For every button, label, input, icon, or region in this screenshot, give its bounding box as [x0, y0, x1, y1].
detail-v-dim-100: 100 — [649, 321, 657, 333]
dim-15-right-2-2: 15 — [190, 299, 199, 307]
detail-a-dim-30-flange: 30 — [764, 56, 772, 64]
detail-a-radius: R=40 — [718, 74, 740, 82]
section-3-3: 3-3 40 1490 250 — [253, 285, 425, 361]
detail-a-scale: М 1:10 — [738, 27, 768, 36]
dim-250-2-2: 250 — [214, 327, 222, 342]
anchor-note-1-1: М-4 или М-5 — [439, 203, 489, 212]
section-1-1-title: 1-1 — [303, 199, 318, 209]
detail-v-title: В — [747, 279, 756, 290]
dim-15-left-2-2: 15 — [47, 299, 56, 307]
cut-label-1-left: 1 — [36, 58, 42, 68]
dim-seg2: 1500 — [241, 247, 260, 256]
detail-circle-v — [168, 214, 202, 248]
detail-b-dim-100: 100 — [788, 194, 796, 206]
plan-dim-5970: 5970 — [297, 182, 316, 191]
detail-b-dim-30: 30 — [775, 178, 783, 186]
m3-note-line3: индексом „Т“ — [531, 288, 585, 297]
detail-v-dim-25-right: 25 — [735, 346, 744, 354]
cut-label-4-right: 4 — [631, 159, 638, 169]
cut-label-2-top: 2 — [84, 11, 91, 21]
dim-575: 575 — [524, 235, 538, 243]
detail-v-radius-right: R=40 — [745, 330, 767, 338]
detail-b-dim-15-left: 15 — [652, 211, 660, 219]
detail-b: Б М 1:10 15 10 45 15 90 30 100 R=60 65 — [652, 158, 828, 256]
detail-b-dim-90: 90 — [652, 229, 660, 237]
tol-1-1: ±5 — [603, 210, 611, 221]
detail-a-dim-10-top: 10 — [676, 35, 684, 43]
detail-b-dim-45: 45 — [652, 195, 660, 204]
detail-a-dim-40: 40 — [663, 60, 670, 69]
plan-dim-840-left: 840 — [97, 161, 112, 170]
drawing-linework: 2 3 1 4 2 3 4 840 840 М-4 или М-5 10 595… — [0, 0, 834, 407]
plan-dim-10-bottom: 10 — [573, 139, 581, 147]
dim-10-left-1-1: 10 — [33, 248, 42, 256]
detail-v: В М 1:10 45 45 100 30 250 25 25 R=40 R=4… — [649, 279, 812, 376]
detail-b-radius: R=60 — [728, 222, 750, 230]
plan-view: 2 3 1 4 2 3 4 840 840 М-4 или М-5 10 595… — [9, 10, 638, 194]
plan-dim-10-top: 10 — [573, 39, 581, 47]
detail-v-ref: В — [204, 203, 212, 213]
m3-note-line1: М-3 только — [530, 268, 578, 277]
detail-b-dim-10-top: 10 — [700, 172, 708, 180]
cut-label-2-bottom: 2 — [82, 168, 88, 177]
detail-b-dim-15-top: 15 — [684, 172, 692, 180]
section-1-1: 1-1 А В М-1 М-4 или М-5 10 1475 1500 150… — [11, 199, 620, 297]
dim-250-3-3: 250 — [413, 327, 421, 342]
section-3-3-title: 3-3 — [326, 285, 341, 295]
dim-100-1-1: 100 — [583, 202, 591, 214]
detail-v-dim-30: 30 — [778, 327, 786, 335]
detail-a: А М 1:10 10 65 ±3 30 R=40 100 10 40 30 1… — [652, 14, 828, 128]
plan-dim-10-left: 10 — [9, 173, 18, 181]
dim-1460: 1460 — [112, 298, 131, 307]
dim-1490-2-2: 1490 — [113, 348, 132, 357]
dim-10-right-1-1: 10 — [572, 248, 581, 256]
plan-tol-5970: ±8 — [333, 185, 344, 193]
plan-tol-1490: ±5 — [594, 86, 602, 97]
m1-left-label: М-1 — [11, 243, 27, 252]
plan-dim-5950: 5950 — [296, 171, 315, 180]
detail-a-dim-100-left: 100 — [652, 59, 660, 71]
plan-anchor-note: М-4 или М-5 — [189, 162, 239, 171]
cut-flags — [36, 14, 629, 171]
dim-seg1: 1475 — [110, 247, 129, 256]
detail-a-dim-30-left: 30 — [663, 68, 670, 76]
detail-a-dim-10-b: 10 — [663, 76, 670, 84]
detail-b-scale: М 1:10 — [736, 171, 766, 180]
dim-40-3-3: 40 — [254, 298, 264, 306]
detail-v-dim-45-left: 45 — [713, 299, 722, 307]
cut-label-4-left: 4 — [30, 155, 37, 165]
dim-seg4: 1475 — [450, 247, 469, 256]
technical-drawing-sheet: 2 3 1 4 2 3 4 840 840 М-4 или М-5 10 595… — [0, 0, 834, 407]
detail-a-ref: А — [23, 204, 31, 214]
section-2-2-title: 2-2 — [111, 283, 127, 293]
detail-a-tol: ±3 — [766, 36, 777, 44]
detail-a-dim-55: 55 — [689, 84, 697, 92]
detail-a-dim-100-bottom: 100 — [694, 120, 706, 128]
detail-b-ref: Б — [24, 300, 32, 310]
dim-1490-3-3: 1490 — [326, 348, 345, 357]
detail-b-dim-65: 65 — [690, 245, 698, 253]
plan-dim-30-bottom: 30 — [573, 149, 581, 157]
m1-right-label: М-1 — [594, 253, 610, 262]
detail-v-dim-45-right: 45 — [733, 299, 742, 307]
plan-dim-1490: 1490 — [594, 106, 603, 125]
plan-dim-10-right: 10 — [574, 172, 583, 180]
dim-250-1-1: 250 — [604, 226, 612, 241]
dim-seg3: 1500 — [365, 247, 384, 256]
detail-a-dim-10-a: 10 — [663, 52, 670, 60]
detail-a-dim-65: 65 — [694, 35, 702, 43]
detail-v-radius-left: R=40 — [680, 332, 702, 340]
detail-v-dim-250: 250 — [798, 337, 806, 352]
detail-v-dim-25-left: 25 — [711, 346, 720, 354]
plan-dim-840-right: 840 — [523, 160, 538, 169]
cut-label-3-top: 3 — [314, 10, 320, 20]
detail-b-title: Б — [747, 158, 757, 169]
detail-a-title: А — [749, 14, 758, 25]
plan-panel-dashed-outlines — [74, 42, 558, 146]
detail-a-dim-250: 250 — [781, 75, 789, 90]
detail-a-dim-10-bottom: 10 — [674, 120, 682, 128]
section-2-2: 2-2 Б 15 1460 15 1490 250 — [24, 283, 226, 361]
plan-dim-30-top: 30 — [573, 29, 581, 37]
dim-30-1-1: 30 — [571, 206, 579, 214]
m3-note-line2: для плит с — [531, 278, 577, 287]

* * *

Quote the records word for word, from their first line through the line that contains "section-1-1-title: 1-1 — [303, 199, 318, 209]", including both of those lines.

For every button, label, input, icon, or region in this screenshot, give its bounding box as [x0, y0, x1, y1].
detail-v-dim-100: 100 — [649, 321, 657, 333]
dim-15-right-2-2: 15 — [190, 299, 199, 307]
detail-a-dim-30-flange: 30 — [764, 56, 772, 64]
detail-a-radius: R=40 — [718, 74, 740, 82]
section-3-3: 3-3 40 1490 250 — [253, 285, 425, 361]
detail-a-scale: М 1:10 — [738, 27, 768, 36]
dim-250-2-2: 250 — [214, 327, 222, 342]
anchor-note-1-1: М-4 или М-5 — [439, 203, 489, 212]
section-1-1-title: 1-1 — [303, 199, 318, 209]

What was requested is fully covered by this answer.